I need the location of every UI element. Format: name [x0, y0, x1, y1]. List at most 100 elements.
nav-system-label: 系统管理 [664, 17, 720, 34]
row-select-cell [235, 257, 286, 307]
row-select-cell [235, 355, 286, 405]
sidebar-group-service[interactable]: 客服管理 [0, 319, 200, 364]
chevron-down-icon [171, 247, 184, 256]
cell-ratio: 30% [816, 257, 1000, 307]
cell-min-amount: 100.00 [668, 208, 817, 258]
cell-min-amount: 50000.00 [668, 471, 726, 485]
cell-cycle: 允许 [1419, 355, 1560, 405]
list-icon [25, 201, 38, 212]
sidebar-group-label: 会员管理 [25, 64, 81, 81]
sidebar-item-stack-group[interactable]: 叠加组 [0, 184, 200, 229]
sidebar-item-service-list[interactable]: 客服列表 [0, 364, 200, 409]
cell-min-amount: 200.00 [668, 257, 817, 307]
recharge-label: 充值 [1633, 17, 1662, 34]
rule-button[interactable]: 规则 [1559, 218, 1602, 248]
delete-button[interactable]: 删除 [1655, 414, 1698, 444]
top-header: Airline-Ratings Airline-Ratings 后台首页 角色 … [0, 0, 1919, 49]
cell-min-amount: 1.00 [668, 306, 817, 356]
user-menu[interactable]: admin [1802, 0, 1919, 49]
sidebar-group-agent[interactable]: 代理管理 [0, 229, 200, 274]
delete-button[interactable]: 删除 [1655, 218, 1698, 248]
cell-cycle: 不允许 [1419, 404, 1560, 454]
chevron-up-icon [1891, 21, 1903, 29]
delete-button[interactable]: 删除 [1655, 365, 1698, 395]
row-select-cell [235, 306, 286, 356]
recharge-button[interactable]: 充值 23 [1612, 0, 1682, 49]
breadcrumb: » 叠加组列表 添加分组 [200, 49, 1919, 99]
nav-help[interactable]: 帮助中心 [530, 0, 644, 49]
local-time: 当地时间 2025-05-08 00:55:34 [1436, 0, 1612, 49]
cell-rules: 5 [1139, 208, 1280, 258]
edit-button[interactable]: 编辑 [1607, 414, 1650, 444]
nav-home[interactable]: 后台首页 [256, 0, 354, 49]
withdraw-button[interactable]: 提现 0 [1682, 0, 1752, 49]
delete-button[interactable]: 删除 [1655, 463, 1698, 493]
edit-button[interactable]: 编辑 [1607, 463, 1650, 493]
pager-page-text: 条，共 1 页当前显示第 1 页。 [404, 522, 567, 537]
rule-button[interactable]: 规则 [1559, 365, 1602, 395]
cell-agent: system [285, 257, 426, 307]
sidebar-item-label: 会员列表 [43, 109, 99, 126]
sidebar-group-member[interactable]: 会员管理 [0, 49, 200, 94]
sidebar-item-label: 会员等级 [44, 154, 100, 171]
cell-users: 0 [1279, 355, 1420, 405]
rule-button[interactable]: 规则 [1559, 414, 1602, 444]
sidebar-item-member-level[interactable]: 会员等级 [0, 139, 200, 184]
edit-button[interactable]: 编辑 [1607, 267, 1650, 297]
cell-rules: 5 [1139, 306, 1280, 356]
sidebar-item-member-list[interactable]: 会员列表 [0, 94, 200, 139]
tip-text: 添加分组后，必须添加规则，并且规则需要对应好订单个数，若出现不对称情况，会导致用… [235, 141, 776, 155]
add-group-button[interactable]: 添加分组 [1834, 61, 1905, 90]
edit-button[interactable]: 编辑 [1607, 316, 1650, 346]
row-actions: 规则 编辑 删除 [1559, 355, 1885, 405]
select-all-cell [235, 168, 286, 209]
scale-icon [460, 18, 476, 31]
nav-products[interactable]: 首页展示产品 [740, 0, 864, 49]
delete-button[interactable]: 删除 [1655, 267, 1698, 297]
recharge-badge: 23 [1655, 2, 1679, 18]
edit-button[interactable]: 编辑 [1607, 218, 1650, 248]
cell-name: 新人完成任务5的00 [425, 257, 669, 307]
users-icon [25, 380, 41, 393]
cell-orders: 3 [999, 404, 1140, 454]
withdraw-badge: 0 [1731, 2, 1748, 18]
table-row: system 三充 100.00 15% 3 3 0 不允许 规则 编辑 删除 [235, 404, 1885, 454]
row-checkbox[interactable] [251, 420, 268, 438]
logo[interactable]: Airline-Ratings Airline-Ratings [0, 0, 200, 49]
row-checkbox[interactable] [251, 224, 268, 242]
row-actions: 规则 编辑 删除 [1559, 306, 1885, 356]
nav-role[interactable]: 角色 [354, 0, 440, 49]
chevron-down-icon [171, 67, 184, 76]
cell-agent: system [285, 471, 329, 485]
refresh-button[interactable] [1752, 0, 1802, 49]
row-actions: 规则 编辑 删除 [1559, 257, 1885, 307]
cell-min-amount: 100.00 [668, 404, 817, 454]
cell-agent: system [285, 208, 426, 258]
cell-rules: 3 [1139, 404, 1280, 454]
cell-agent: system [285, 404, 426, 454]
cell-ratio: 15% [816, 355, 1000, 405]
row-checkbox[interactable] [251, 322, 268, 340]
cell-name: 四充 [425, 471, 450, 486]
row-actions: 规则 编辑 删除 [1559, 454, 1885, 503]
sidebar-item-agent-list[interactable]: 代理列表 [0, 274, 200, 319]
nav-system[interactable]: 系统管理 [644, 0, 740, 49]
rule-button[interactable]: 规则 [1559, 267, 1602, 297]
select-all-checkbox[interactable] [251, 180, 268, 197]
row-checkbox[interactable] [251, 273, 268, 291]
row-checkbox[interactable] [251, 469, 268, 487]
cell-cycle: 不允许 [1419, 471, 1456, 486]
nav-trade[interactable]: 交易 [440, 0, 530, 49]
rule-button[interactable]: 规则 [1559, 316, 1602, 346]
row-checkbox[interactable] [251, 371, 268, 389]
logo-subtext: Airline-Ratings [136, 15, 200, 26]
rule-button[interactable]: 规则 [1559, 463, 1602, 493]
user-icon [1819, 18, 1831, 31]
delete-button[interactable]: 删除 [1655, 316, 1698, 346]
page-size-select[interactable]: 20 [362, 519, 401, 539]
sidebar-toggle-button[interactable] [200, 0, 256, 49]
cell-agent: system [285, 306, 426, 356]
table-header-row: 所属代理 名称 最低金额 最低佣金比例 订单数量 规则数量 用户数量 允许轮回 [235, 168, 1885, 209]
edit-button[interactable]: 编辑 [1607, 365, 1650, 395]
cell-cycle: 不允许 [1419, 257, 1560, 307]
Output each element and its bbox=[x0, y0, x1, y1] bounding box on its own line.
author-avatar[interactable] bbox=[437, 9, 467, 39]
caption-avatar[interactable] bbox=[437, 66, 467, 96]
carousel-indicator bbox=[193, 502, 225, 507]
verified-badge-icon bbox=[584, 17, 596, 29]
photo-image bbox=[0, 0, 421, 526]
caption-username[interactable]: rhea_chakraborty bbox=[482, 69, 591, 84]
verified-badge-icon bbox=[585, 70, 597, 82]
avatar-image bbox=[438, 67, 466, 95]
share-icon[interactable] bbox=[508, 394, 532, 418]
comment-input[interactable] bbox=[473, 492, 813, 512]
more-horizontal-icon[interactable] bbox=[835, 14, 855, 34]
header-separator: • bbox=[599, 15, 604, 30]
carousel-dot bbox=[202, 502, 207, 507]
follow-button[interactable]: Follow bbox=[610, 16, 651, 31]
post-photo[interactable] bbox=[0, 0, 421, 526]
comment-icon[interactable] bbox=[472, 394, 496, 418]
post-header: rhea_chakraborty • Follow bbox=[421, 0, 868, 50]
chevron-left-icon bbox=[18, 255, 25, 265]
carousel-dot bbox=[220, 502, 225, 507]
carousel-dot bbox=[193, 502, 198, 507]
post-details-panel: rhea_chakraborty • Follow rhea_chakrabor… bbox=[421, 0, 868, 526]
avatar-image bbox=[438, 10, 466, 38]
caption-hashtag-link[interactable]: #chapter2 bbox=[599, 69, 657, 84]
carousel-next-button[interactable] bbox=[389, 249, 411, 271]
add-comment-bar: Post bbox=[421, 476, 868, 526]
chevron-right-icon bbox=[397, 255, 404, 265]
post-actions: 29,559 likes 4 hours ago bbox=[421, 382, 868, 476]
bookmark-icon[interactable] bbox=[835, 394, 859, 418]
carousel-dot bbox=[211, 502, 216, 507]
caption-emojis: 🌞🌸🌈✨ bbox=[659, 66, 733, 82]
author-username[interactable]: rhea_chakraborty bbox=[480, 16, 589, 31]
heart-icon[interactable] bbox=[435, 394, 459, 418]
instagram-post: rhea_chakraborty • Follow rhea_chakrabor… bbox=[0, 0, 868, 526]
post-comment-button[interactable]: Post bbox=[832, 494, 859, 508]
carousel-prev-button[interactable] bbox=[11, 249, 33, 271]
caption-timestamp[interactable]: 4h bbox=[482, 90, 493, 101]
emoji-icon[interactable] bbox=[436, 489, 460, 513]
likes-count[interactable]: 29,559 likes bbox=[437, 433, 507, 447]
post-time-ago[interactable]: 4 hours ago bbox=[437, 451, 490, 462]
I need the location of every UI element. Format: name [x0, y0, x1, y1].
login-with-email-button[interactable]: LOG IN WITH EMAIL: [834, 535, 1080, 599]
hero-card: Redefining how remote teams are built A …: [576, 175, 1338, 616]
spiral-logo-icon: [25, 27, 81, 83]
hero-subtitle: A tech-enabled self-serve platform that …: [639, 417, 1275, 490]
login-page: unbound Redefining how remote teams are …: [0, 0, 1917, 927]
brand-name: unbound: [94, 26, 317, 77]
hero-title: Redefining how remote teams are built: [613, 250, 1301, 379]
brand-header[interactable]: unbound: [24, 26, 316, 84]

GOAL OF THE EXERCISE » Return everything from the start of the data down to the line containing "cell-min-amount: 1.00 [668, 306, 817, 356]", both ends included, with each line exactly as it appears.

TASK RESPONSE »
I need the location of every UI element. Format: name [x0, y0, x1, y1]. List at most 100 elements.
nav-system-label: 系统管理 [664, 17, 720, 34]
row-select-cell [235, 257, 286, 307]
row-select-cell [235, 355, 286, 405]
sidebar-group-service[interactable]: 客服管理 [0, 319, 200, 364]
chevron-down-icon [171, 247, 184, 256]
cell-ratio: 30% [816, 257, 1000, 307]
cell-min-amount: 100.00 [668, 208, 817, 258]
cell-min-amount: 50000.00 [668, 471, 726, 485]
cell-cycle: 允许 [1419, 355, 1560, 405]
list-icon [25, 201, 38, 212]
sidebar-group-label: 会员管理 [25, 64, 81, 81]
sidebar-item-stack-group[interactable]: 叠加组 [0, 184, 200, 229]
sidebar-item-service-list[interactable]: 客服列表 [0, 364, 200, 409]
cell-min-amount: 200.00 [668, 257, 817, 307]
recharge-label: 充值 [1633, 17, 1662, 34]
rule-button[interactable]: 规则 [1559, 218, 1602, 248]
delete-button[interactable]: 删除 [1655, 414, 1698, 444]
top-header: Airline-Ratings Airline-Ratings 后台首页 角色 … [0, 0, 1919, 49]
cell-min-amount: 1.00 [668, 306, 817, 356]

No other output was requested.